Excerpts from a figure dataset
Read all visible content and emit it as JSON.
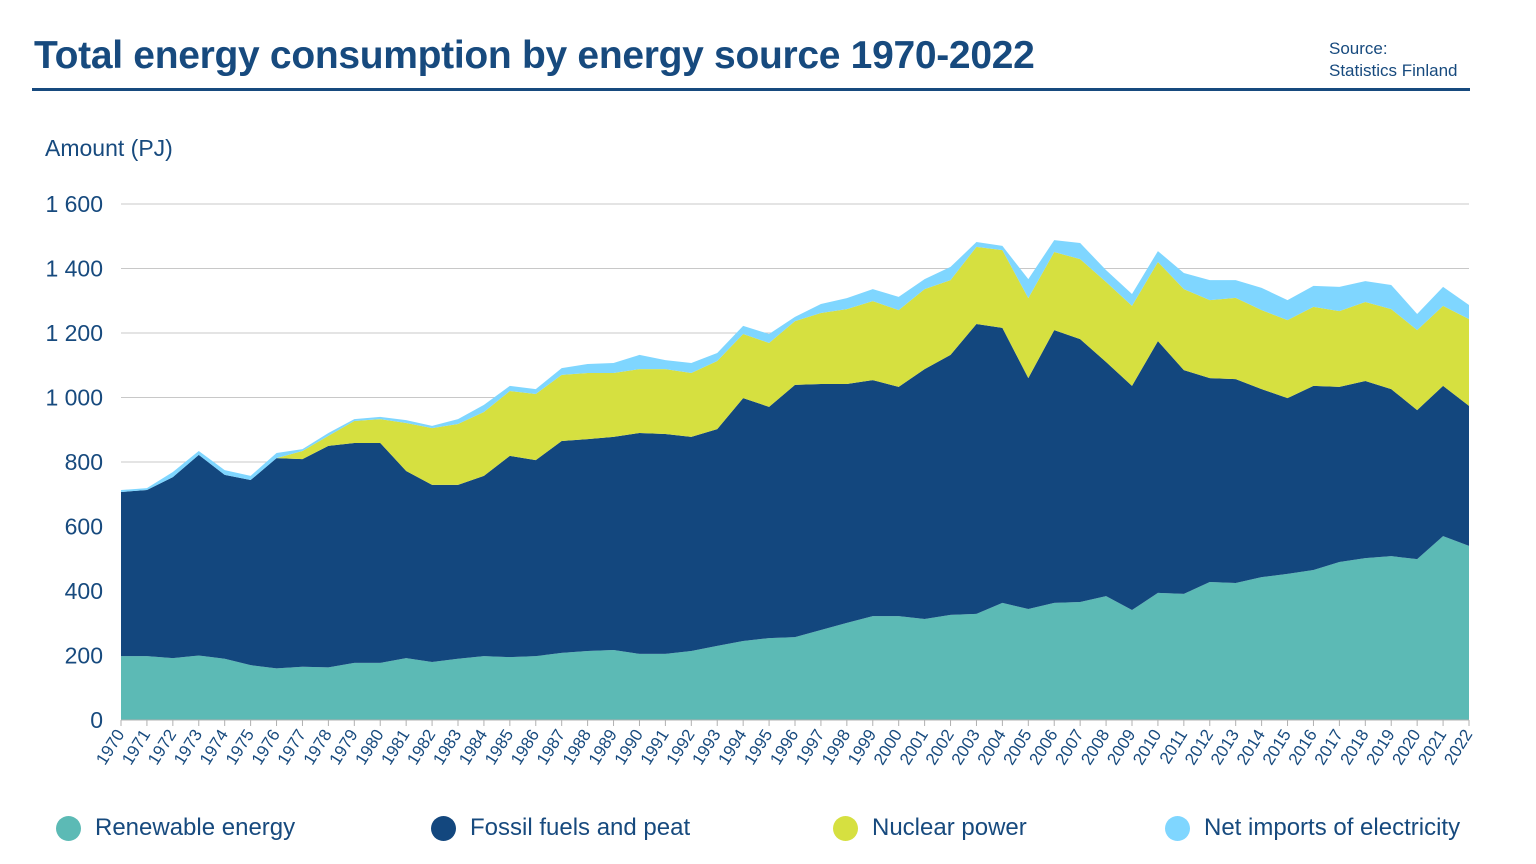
{
  "title": "Total energy consumption by energy source 1970-2022",
  "source": {
    "label": "Source:",
    "name": "Statistics Finland"
  },
  "chart_data": {
    "type": "area",
    "stacked": true,
    "title": "Total energy consumption by energy source 1970-2022",
    "ylabel": "Amount (PJ)",
    "xlabel": "",
    "ylim": [
      0,
      1600
    ],
    "yticks": [
      0,
      200,
      400,
      600,
      800,
      1000,
      1200,
      1400,
      1600
    ],
    "ytick_labels": [
      "0",
      "200",
      "400",
      "600",
      "800",
      "1 000",
      "1 200",
      "1 400",
      "1 600"
    ],
    "grid": "horizontal",
    "legend": "bottom",
    "x": [
      1970,
      1971,
      1972,
      1973,
      1974,
      1975,
      1976,
      1977,
      1978,
      1979,
      1980,
      1981,
      1982,
      1983,
      1984,
      1985,
      1986,
      1987,
      1988,
      1989,
      1990,
      1991,
      1992,
      1993,
      1994,
      1995,
      1996,
      1997,
      1998,
      1999,
      2000,
      2001,
      2002,
      2003,
      2004,
      2005,
      2006,
      2007,
      2008,
      2009,
      2010,
      2011,
      2012,
      2013,
      2014,
      2015,
      2016,
      2017,
      2018,
      2019,
      2020,
      2021,
      2022
    ],
    "series": [
      {
        "name": "Renewable energy",
        "color": "#5cbab5",
        "values": [
          198,
          198,
          192,
          200,
          190,
          170,
          160,
          165,
          163,
          177,
          177,
          192,
          180,
          190,
          198,
          195,
          198,
          208,
          214,
          217,
          205,
          205,
          214,
          230,
          245,
          254,
          257,
          279,
          301,
          322,
          322,
          313,
          326,
          329,
          363,
          344,
          363,
          366,
          384,
          341,
          394,
          391,
          428,
          425,
          443,
          453,
          465,
          490,
          502,
          508,
          499,
          570,
          540
        ]
      },
      {
        "name": "Fossil fuels and peat",
        "color": "#13477e",
        "values": [
          509,
          515,
          561,
          622,
          570,
          574,
          652,
          644,
          687,
          682,
          682,
          580,
          549,
          539,
          559,
          624,
          608,
          657,
          657,
          661,
          685,
          682,
          664,
          672,
          753,
          717,
          782,
          763,
          741,
          732,
          711,
          775,
          806,
          899,
          853,
          716,
          846,
          815,
          726,
          695,
          781,
          694,
          632,
          632,
          583,
          545,
          571,
          543,
          549,
          518,
          462,
          466,
          434
        ]
      },
      {
        "name": "Nuclear power",
        "color": "#d6e040",
        "values": [
          0,
          0,
          0,
          0,
          0,
          0,
          0,
          25,
          31,
          68,
          74,
          149,
          176,
          189,
          198,
          201,
          205,
          205,
          205,
          198,
          198,
          201,
          198,
          211,
          199,
          198,
          198,
          220,
          232,
          245,
          238,
          248,
          232,
          239,
          241,
          248,
          242,
          248,
          248,
          248,
          245,
          251,
          242,
          252,
          245,
          242,
          245,
          235,
          245,
          248,
          248,
          248,
          269
        ]
      },
      {
        "name": "Net imports of electricity",
        "color": "#7fd6ff",
        "values": [
          6,
          6,
          16,
          12,
          15,
          13,
          16,
          6,
          9,
          6,
          7,
          9,
          7,
          15,
          22,
          16,
          15,
          21,
          28,
          31,
          44,
          28,
          31,
          25,
          25,
          28,
          13,
          28,
          34,
          37,
          41,
          31,
          41,
          15,
          13,
          59,
          37,
          50,
          37,
          37,
          34,
          50,
          62,
          55,
          69,
          62,
          65,
          75,
          65,
          75,
          50,
          59,
          44
        ]
      }
    ]
  }
}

■ Problem details:
In the records above, locate the lines holding the word "Total". Copy each of them.

■ Task result:
  "title": "Total energy consumption by energy source 1970-2022",
    "title": "Total energy consumption by energy source 1970-2022",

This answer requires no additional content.